-- start of Provided text --
In 2003, Pregones Theater launched a pioneering project bringing together LGBTQIA+ artists and communities.
Structured as a national competition, the Asunción Playwrights Project grew roots at the company's home venue in the South Bronx.
Led and created by Associate Artistic Director Jorge B. Merced, Asunción showcased the work of Latine playwrights exploring the issues of difference and transformation at the limits of queer identity.
Through readings, workshop productions, and main-stage engagements, over 40 playwrights and their works blossomed and found an audience in Asunción.
In this episode, you'll hear from some of the winning playwrights as they share anecdotes about their experience with the project, how they felt it provided a unique platform to grow their works, and what it means to be part of the dynamic legacy of what is now Pregones Puerto Rican Traveling Theater.
♪♪ [ Mid-tempo rock music plays ] ♪♪ ♪♪ ♪♪ ♪♪ Merced: You know, I think artists, we do not function separately from society.
We are influenced by the same forces or events that influence everybody else.
In my case, I'm the product of a colonial upbringing.
One of the -- I believe the oldest colony in the world is still Puerto Rico, and what that does to an artist is sometimes it creates a sense of, "I'm not necessarily complete."
When I first arrived at Pregones in 1987, again, I was carrying that sense of, "I'm going to go in a place where I'm going to create art that has history."
From the beginning of the company, the founders of the company, with Rosalba Rolón, Luis Melendez, it was a very queer, inclusive group that gave birth to this company.
So when I came in, there was a road that had been already paved.
And I felt like it was my responsibility to then take it to the next level without forgetting who those people were.
To me, I felt like I had a responsibility of always questioning the work that we were doing and the art that we were doing from a queer perspective, from a gay perspective.
Jorge began to work with us, you know, as a young actor.
And it was pretty soon after he joined that we began to experience the HIV crisis in the city.
At that time, we were learning more and more how we needed to really go hands-in and be strong in support of our friends.
We were losing friends every day, and then we saw a larger mission for us.
We kept challenging our audience and bringing them into the conversation, especially young people, because of course, the discrimination and the rejection was mounting, and we wanted to play a role in that.
And Jorge was in the middle of that conversation, leading that conversation.
You know, the place that Asunción had in this company had a lot to do with who makes up the company.
-- end of Provided text --
-- start of Stored data --
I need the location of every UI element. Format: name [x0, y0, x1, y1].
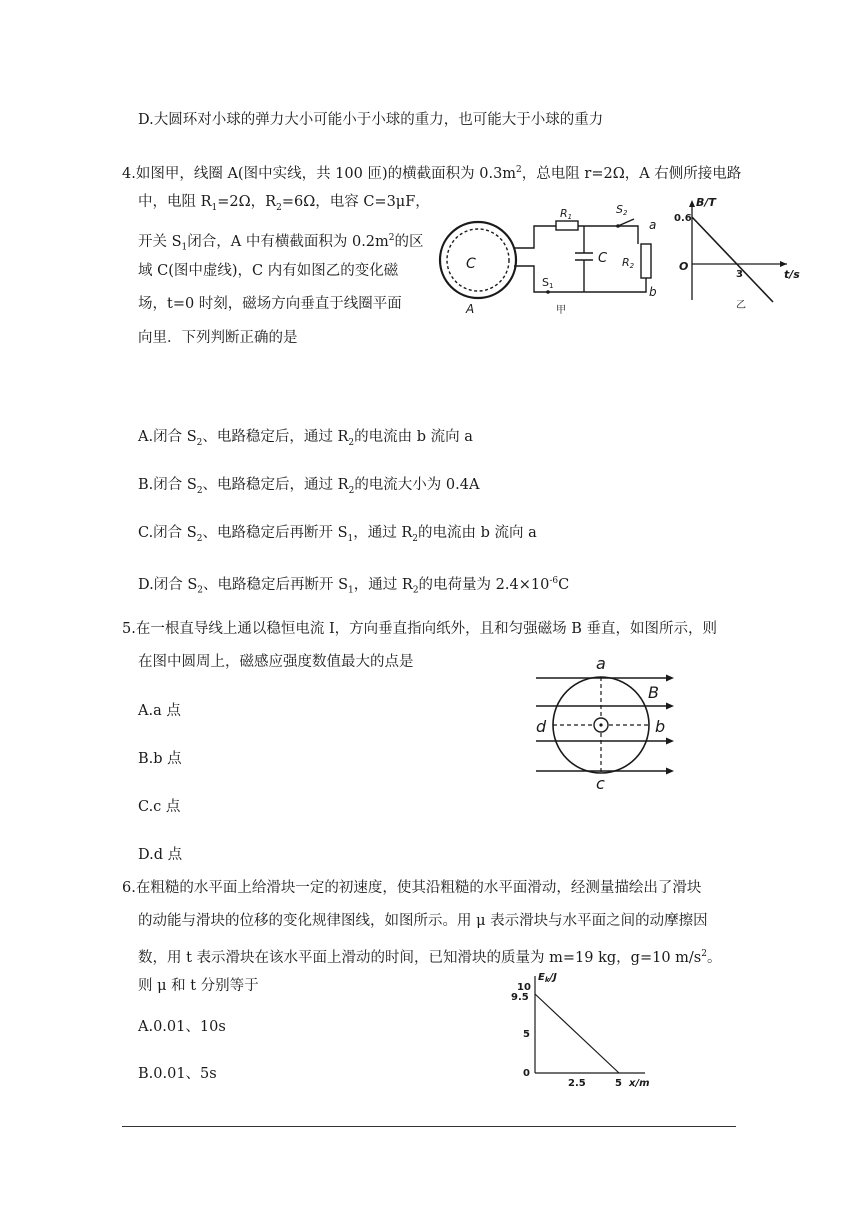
-- end of Stored data --
» Your task
Can you write the next few sentences of the text about Pregones Theater's Asunción Playwrights Project, starting after its last line?

» Task result
The presence of queer people from the beginning, the presence of queer people on staff, but also a real connection with community.
This is a company that invested long years in putting women in the center, helping look at gender as a real factor that deserves to be recognized.
The commitment to opening queer spaces and to program for queer community, right?
So it's not just the artists but the audience that comes to participate.
That is absolutely part of what we're here to do.
Merced: The name Asunción comes from a song that I used to listen to when I was a child that went ♪ Asunción, asunción ♪ ♪ Ese hijo va a ser marinero ♪ Meaning, "Asunción, your son is going to be queer."
The townspeople talking about the way that he walks -- that's a bad sign.
And for a young queer kid growing up listening to that on the radio and people laughing about it, it leaves an impact on you.
What about that son -- the sons of Asunción?
How would they feel, you know?
And about that mother, because they never asked her how she felt.
And I felt, "Well, we're going to do a project called Los Hijos de Asunción -- The Children of Asunción."
And that's where Asunción comes from, just to take back that which was meant to hurt us and to turn it into a badge of honor so that we can come back to our community stronger and say, "Let's talk about this."
Rolón: Asunción adds to the chorus of voices about what is needed on stage, and the content of the place was so broad, you know.
And on the one hand, yes, it dealt with identity.
But in addition to that, it was just about a world view that needed to be shared on stage, and the beauty of it, when you think about some of the writers that that we presented and we produced throughout the life of Asunción, like Charles Rice González, like Vicky Grise.
I mean, we have a South Bronx and Chicana artist and other being Puerto Rican, Pablo García Gámez.
I mean, a roster of voices that, when you put them all together, is an amazing quilt.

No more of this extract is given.